= SELECTED EXCERPT =
Pedro Pablo Restrepo-Peláez (7 February 1920 – 2012) was a Colombian artist, civil servant, art historian and writer.

==Life==
A native of Andes Antioquia, Colombia, Restrepo was born in February 1920. He left home at an early age and went to Chile where he graduated from secondary school, and later attended the Universidad de Santiago de Chile. He traveled to Buenos Aires, Argentina, to further his education. His art studies began while in Santiago. Eventually he traveled to Brazil where he studied art at the Escola de Belas Artes, in Rio de Janeiro.

Restrepo-Peláez accepted an offer to represent his country as Vice-Consul in Paris, France. After three years, he traveled to Florence, Italy to become a pupil of Giovanni Colacicchi at the Accademia di Belle Arti during an extended period. After a decade of travel throughout Europe he went to live in Mexico City and Los Angeles, California. He studied restoration and conservation at Real Academia de Bellas Artes de San Fernando, in Madrid, Spain, interning later at the Brooklyn Museum of Art.

He wrote extensively on art as well as on political and historical subjects. His column appeared regularly in El Tiempo, Colombia's principal news publication.

Restrepo-Peláez died in 2012.

===Education===
Attended, Universidad de Santiago de Chile and the Escola de Belas Artes, in Rio de Janeiro.

===Government posts===
Restrepo-Peláez has held several government posts:

- Private Secretary of the Governor of Antioquia (Colombia)
- Vice Consul of Colombia in Paris
- "Artistic" Mayor of Villa de Leyva (Boyacá, Colombia)
- Mayor of the colonial area of the City of Bogotá - La Candelaria
- Director of "Extension Cultural" (cultural director) of the City of Bogotá
- Professor of Art History of the Escuela Nacional de Arte Dramática (the national school of theater) in Bogotá, Colombia.
- Professor of Art History in the Colegio Odontológico (School of Dentistry) of Bogotá, Colombia.
- Professor of Art History at the Universidad Nacional (National University), Bogotá, Colombia
- Director of the Museo Arqueologico de la Casa del Marques San Jorge (Banco Popular) during twelve years.

Restrepo-Pelaez was knighted, Orden the Caballero de la Reina Isabel, in Spain.

= ACTIVITY LIST =
- A) Answer these questions about the Restrepo-Peláez biography:
(i) Who was his teacher at the Accademia di Belle Arti in Florence?
(ii) In which publication did his column appear regularly?
(iii) For how many years did he direct the Museo Arqueologico de la Casa del Marques San Jorge?
- B) Resume the Restrepo-Peláez biography, picking up right after its final sentence.

= MATERIAL SHOWN =
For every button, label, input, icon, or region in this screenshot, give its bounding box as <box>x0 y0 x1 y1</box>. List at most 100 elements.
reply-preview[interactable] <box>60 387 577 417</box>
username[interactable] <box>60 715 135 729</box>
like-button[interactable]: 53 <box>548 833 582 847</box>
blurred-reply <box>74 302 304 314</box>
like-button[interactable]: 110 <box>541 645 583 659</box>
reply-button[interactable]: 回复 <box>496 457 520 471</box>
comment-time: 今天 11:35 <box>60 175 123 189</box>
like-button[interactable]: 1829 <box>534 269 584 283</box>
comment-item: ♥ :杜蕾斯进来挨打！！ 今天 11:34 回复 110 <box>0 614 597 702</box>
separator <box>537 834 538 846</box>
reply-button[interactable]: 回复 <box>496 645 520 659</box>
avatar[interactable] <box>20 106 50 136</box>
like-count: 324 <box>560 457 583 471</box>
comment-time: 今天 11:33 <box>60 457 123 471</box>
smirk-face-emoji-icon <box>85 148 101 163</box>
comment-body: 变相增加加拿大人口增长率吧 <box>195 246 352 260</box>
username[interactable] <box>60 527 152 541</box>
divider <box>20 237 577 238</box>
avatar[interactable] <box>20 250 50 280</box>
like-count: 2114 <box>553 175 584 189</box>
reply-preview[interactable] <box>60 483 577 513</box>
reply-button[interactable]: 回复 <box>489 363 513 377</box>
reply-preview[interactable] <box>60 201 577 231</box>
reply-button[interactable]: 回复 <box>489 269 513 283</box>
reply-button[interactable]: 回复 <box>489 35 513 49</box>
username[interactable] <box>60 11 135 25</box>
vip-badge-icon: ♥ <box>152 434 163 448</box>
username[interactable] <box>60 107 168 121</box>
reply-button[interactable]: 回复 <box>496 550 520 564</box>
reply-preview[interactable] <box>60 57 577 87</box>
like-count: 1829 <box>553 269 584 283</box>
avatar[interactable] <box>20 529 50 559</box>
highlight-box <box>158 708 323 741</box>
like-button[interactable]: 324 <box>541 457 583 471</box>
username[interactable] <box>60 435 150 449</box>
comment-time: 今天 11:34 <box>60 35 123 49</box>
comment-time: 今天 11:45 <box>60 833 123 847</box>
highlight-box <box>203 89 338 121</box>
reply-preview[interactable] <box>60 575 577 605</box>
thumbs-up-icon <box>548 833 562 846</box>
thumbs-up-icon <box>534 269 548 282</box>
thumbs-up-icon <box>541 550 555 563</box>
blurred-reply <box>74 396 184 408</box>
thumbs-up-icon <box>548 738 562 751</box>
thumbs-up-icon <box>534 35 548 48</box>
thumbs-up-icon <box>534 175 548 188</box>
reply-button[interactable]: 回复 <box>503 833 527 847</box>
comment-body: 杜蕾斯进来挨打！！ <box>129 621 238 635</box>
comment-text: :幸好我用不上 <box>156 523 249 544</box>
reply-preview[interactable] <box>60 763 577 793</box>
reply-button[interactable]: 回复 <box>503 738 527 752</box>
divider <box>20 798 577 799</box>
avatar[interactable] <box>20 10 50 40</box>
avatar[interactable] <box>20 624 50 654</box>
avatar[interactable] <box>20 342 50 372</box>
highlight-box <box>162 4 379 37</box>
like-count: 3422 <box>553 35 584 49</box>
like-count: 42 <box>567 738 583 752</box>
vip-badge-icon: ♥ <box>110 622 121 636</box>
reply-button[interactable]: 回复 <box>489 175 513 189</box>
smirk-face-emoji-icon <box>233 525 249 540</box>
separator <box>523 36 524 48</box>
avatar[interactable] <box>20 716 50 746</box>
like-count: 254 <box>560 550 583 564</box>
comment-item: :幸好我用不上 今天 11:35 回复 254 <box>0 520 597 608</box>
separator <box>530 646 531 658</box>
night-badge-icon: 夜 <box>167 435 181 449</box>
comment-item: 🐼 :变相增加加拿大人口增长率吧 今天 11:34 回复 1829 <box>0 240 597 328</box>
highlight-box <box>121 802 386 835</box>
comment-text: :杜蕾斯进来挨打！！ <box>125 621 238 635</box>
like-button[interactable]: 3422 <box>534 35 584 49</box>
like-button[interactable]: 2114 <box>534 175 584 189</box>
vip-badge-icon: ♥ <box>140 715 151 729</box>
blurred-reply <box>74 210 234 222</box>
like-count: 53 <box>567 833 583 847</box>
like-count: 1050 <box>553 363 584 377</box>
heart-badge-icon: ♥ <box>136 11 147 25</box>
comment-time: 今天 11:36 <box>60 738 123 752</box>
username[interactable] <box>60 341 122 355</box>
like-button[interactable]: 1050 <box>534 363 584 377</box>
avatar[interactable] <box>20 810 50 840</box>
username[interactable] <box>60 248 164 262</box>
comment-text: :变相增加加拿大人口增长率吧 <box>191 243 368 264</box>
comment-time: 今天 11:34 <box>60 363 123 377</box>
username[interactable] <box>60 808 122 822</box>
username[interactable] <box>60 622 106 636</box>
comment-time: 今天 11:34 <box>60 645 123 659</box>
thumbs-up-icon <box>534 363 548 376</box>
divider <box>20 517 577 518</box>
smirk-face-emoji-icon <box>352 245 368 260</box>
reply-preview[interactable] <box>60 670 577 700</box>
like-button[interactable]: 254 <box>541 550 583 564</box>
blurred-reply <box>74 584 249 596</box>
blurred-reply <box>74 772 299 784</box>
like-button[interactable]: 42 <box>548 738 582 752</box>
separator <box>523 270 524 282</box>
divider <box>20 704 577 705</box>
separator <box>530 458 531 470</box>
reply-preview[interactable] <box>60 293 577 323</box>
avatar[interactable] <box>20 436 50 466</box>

= RESULTS OF THE TASKS =
- A)
(i) Giovanni Colacicchi
(ii) El Tiempo
(iii) Twelve years

- B)
===Conservation===
Restrepo-Peláez played an important role in the conservation of colonial architecture and monuments in Colombia. He personally restored the murals in the Casa de Juan de Castellanos in Tunja, Boyacá. The restoration was sponsored by Citibank. He also restored the series of colonial paintings in Sopó, Los Angeles de Sopó (the Angels of Sopó).

===Other work===
He exhibited individually in Rio de Janeiro (Galeria Carioca), Mexico City, Paris (Maison De l'Amérique Latine), London, Madrid (Galeria de Arte Moderno), Washington D.C. (Pan American Union), Fort Lauderdale, Florida, Bogotá (Biblioteca Nacional, Biblioteca Luis Angel Arango), Houston, Texas (Colombe D'Or, The Houstonian, Cherqui Gallery), Telluride, Colorado (Elinoff Gallery), and Jakarta at the Colombian consulate.

For several years he explored the possibilities of working exclusively in black and white in search of technical effects usually obtained through the use of color. He was a "minimalist" as it relates to economy of color and subject matter as well as in his use of primitive materials, such as burlap, plywood, and casein paint. Restrepo focused on nudes and still life, save for the period when he was "artistic" Mayor of the colonial town of Villa de Leyva, Colombia, when he did contemporary representations of the town's colonial architecture.

==Publications==
- La Patria Boba, Cartas de un Colombiano Inconforme, El Homosexualismo en el Arte, Autoretraro.